> [Material supplied]
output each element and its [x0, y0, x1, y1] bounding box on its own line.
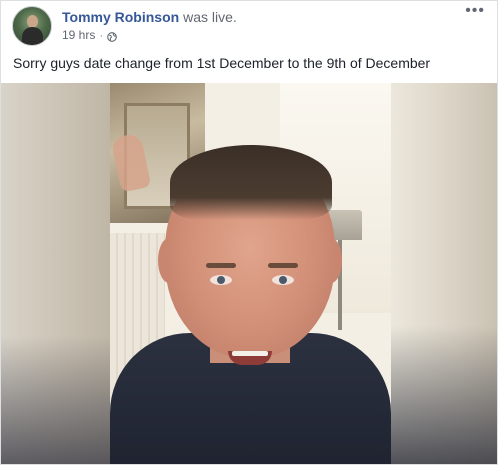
left-brow: [206, 263, 236, 268]
globe-icon[interactable]: [107, 30, 118, 42]
feed-post: Tommy Robinson was live. 19 hrs · ••• So…: [0, 0, 498, 465]
hair: [170, 145, 332, 220]
video-frame[interactable]: [110, 83, 391, 464]
post-action-text: was live.: [183, 9, 237, 25]
post-meta: Tommy Robinson was live. 19 hrs ·: [62, 8, 237, 43]
avatar-body: [22, 27, 43, 45]
post-subline: 19 hrs ·: [62, 27, 237, 43]
separator-dot: ·: [99, 28, 104, 42]
post-header: Tommy Robinson was live. 19 hrs ·: [12, 6, 237, 46]
video-blur-right: [391, 83, 497, 464]
right-brow: [268, 263, 298, 268]
author-line: Tommy Robinson was live.: [62, 8, 237, 26]
live-video-media[interactable]: [1, 83, 497, 464]
left-eye: [210, 275, 232, 285]
video-blur-left: [1, 83, 110, 464]
author-avatar[interactable]: [12, 6, 52, 46]
post-text: Sorry guys date change from 1st December…: [13, 55, 431, 71]
author-name-link[interactable]: Tommy Robinson: [62, 9, 179, 25]
more-options-icon[interactable]: •••: [465, 3, 485, 19]
right-eye: [272, 275, 294, 285]
post-timestamp[interactable]: 19 hrs: [62, 27, 95, 43]
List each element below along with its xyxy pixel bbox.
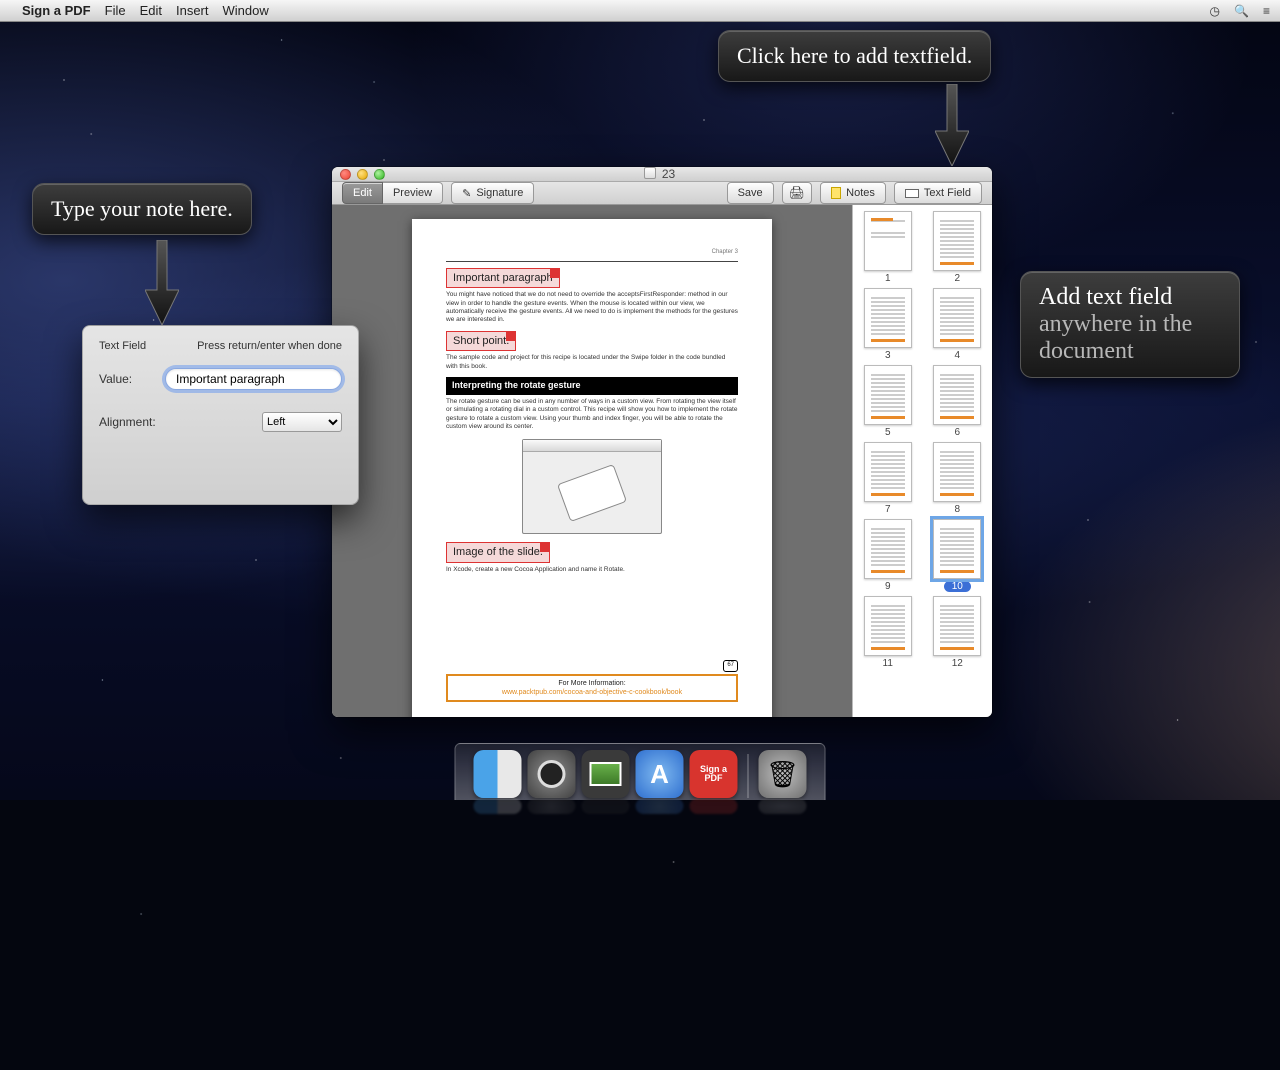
zoom-icon[interactable] <box>374 169 385 180</box>
thumbnail[interactable]: 11 <box>857 596 919 669</box>
callout-text: Type your note here. <box>51 196 233 221</box>
pen-icon <box>462 187 471 200</box>
alignment-label: Alignment: <box>99 415 169 429</box>
thumbnail-number: 5 <box>885 427 891 438</box>
print-button[interactable] <box>782 182 813 204</box>
thumbnail-number: 10 <box>944 581 971 592</box>
textfield-button[interactable]: Text Field <box>894 182 982 204</box>
dock: Sign a PDF <box>455 743 826 800</box>
preview-button[interactable]: Preview <box>383 182 443 204</box>
thumbnail-number: 2 <box>954 273 960 284</box>
value-label: Value: <box>99 372 165 386</box>
menubar-app-name[interactable]: Sign a PDF <box>22 3 91 18</box>
titlebar[interactable]: 23 <box>332 167 992 182</box>
pdf-page[interactable]: Chapter 3 Important paragraph You might … <box>412 219 772 717</box>
toolbar: Edit Preview Signature Save Notes Text F… <box>332 182 992 205</box>
thumbnail-number: 3 <box>885 350 891 361</box>
callout-text: Click here to add textfield. <box>737 43 972 68</box>
canvas[interactable]: Chapter 3 Important paragraph You might … <box>332 205 852 717</box>
arrow-icon <box>145 240 179 325</box>
info-box: For More Information: www.packtpub.com/c… <box>446 674 738 702</box>
callout-click-add: Click here to add textfield. <box>718 30 991 82</box>
thumbnail[interactable]: 5 <box>857 365 919 438</box>
thumbnail-number: 1 <box>885 273 891 284</box>
thumbnail-number: 4 <box>954 350 960 361</box>
callout-text-line2: anywhere in the document <box>1039 311 1192 364</box>
signature-button[interactable]: Signature <box>451 182 534 204</box>
thumbnail-number: 12 <box>952 658 963 669</box>
chapter-label: Chapter 3 <box>446 249 738 257</box>
menu-window[interactable]: Window <box>223 3 269 18</box>
annotation[interactable]: Important paragraph <box>446 268 560 288</box>
window-title: 23 <box>662 167 675 181</box>
section-heading: Interpreting the rotate gesture <box>446 377 738 395</box>
thumbnail-number: 9 <box>885 581 891 592</box>
thumbnail-number: 7 <box>885 504 891 515</box>
thumbnail[interactable]: 8 <box>927 442 989 515</box>
thumbnail[interactable]: 12 <box>927 596 989 669</box>
thumbnail-number: 11 <box>883 658 893 669</box>
thumbnail[interactable]: 2 <box>927 211 989 284</box>
spotlight-icon[interactable]: 🔍 <box>1234 4 1249 18</box>
popover-hint: Press return/enter when done <box>197 340 342 352</box>
thumbnail-number: 6 <box>954 427 960 438</box>
dock-iphoto-icon[interactable] <box>582 750 630 798</box>
callout-anywhere: Add text field anywhere in the document <box>1020 271 1240 378</box>
dock-appstore-icon[interactable] <box>636 750 684 798</box>
textfield-popover: Text Field Press return/enter when done … <box>82 325 359 505</box>
annotation[interactable]: Short point. <box>446 331 516 351</box>
arrow-icon <box>935 84 969 166</box>
save-button[interactable]: Save <box>727 182 774 204</box>
mac-menubar: Sign a PDF File Edit Insert Window ◷ 🔍 ≡ <box>0 0 1280 22</box>
popover-title: Text Field <box>99 340 146 352</box>
figure-window <box>522 439 662 534</box>
thumbnail[interactable]: 1 <box>857 211 919 284</box>
app-window: 23 Edit Preview Signature Save Notes Tex… <box>332 167 992 717</box>
dock-divider <box>748 754 749 798</box>
document-icon <box>644 167 656 179</box>
textfield-icon <box>905 189 919 198</box>
mode-segment: Edit Preview <box>342 182 443 204</box>
thumbnail[interactable]: 7 <box>857 442 919 515</box>
note-icon <box>831 187 841 199</box>
thumbnail[interactable]: 9 <box>857 519 919 592</box>
print-icon <box>789 185 806 201</box>
body-text: You might have noticed that we do not ne… <box>446 291 738 325</box>
callout-text-line1: Add text field <box>1039 284 1172 310</box>
thumbnail[interactable]: 3 <box>857 288 919 361</box>
callout-type-note: Type your note here. <box>32 183 252 235</box>
body-text: The sample code and project for this rec… <box>446 354 738 371</box>
info-link: www.packtpub.com/cocoa-and-objective-c-c… <box>451 688 733 697</box>
minimize-icon[interactable] <box>357 169 368 180</box>
alignment-select[interactable]: Left <box>262 412 342 432</box>
value-input[interactable] <box>165 368 342 390</box>
dock-trash-icon[interactable] <box>759 750 807 798</box>
workarea: Chapter 3 Important paragraph You might … <box>332 205 992 717</box>
thumbnail[interactable]: 4 <box>927 288 989 361</box>
notes-button[interactable]: Notes <box>820 182 886 204</box>
body-text: In Xcode, create a new Cocoa Application… <box>446 566 738 574</box>
menu-file[interactable]: File <box>105 3 126 18</box>
annotation[interactable]: Image of the slide. <box>446 542 550 562</box>
menu-insert[interactable]: Insert <box>176 3 209 18</box>
thumbnail-sidebar[interactable]: 123456789101112 <box>852 205 992 717</box>
menubar-clock-icon[interactable]: ◷ <box>1210 4 1220 18</box>
body-text: The rotate gesture can be used in any nu… <box>446 398 738 432</box>
menu-edit[interactable]: Edit <box>140 3 162 18</box>
thumbnail-number: 8 <box>954 504 960 515</box>
dock-launchpad-icon[interactable] <box>528 750 576 798</box>
thumbnail[interactable]: 6 <box>927 365 989 438</box>
menubar-menu-icon[interactable]: ≡ <box>1263 4 1270 18</box>
thumbnail[interactable]: 10 <box>927 519 989 592</box>
edit-button[interactable]: Edit <box>342 182 383 204</box>
dock-finder-icon[interactable] <box>474 750 522 798</box>
dock-signpdf-icon[interactable]: Sign a PDF <box>690 750 738 798</box>
close-icon[interactable] <box>340 169 351 180</box>
page-number: 67 <box>723 660 738 672</box>
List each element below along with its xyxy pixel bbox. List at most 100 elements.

> [Exercise objective] Report every line of the entries above that contains the word "Chapter". Case counts, so match capitals and lowercase letters precisely.

> [Expected output]
pdf-page[interactable]: Chapter 3 Important paragraph You might … <box>412 219 772 717</box>
canvas[interactable]: Chapter 3 Important paragraph You might … <box>332 205 852 717</box>
chapter-label: Chapter 3 <box>446 249 738 257</box>
workarea: Chapter 3 Important paragraph You might … <box>332 205 992 717</box>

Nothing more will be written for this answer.